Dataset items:
+++++

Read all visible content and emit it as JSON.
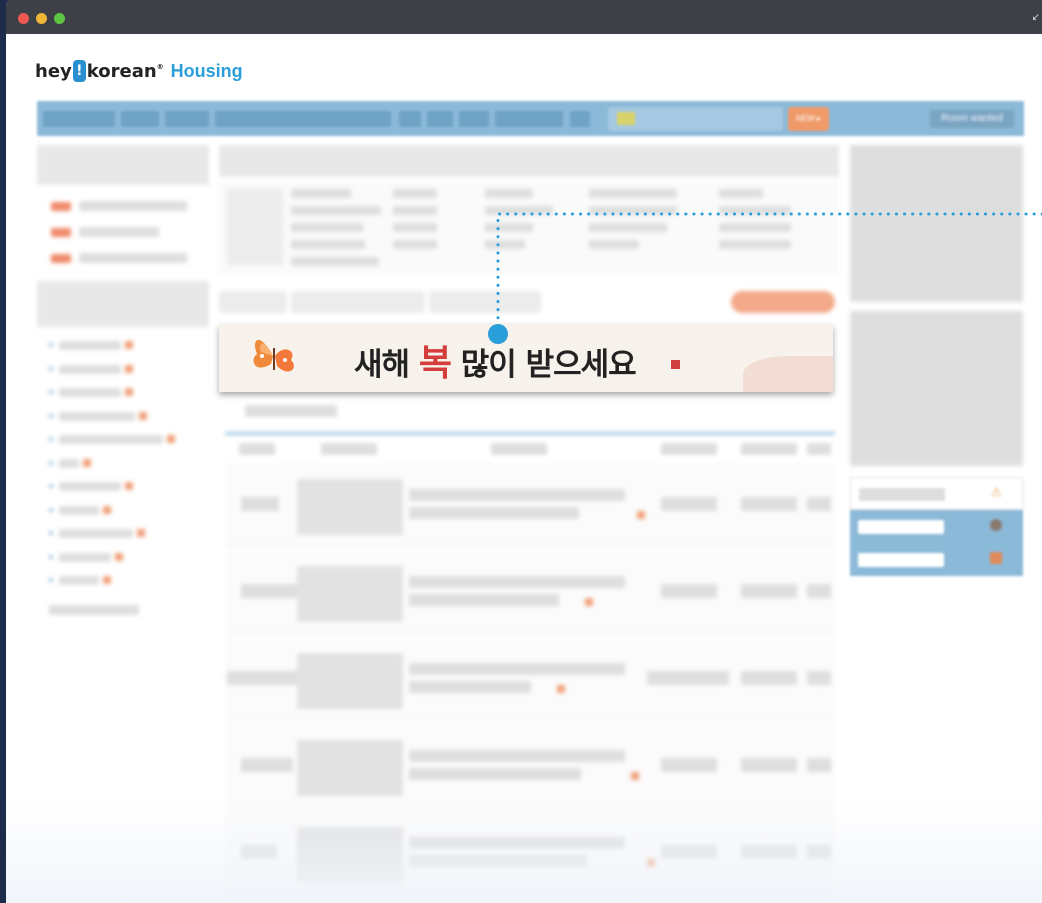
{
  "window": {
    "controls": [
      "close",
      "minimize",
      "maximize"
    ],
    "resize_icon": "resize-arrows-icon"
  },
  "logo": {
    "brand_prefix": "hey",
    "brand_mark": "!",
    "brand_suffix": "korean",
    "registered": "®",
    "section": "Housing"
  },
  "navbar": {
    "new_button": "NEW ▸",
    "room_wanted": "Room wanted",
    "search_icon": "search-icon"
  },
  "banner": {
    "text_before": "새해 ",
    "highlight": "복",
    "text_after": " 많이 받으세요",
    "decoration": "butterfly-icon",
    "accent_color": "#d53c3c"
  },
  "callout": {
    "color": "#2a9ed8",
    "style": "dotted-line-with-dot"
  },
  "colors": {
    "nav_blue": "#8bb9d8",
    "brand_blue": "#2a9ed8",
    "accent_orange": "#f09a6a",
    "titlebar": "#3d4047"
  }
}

+++++

Task prompt: Print the records above exactly as they stand, but leave out the pictures.

Full solution:
Read all visible content and emit it as JSON.
{
  "window": {
    "controls": [
      "close",
      "minimize",
      "maximize"
    ],
    "resize_icon": "resize-arrows-icon"
  },
  "logo": {
    "brand_prefix": "hey",
    "brand_mark": "!",
    "brand_suffix": "korean",
    "registered": "®",
    "section": "Housing"
  },
  "navbar": {
    "new_button": "NEW ▸",
    "room_wanted": "Room wanted",
    "search_icon": "search-icon"
  },
  "banner": {
    "text_before": "새해 ",
    "highlight": "복",
    "text_after": " 많이 받으세요",
    "decoration": "butterfly-icon",
    "accent_color": "#d53c3c"
  },
  "callout": {
    "color": "#2a9ed8",
    "style": "dotted-line-with-dot"
  },
  "colors": {
    "nav_blue": "#8bb9d8",
    "brand_blue": "#2a9ed8",
    "accent_orange": "#f09a6a",
    "titlebar": "#3d4047"
  }
}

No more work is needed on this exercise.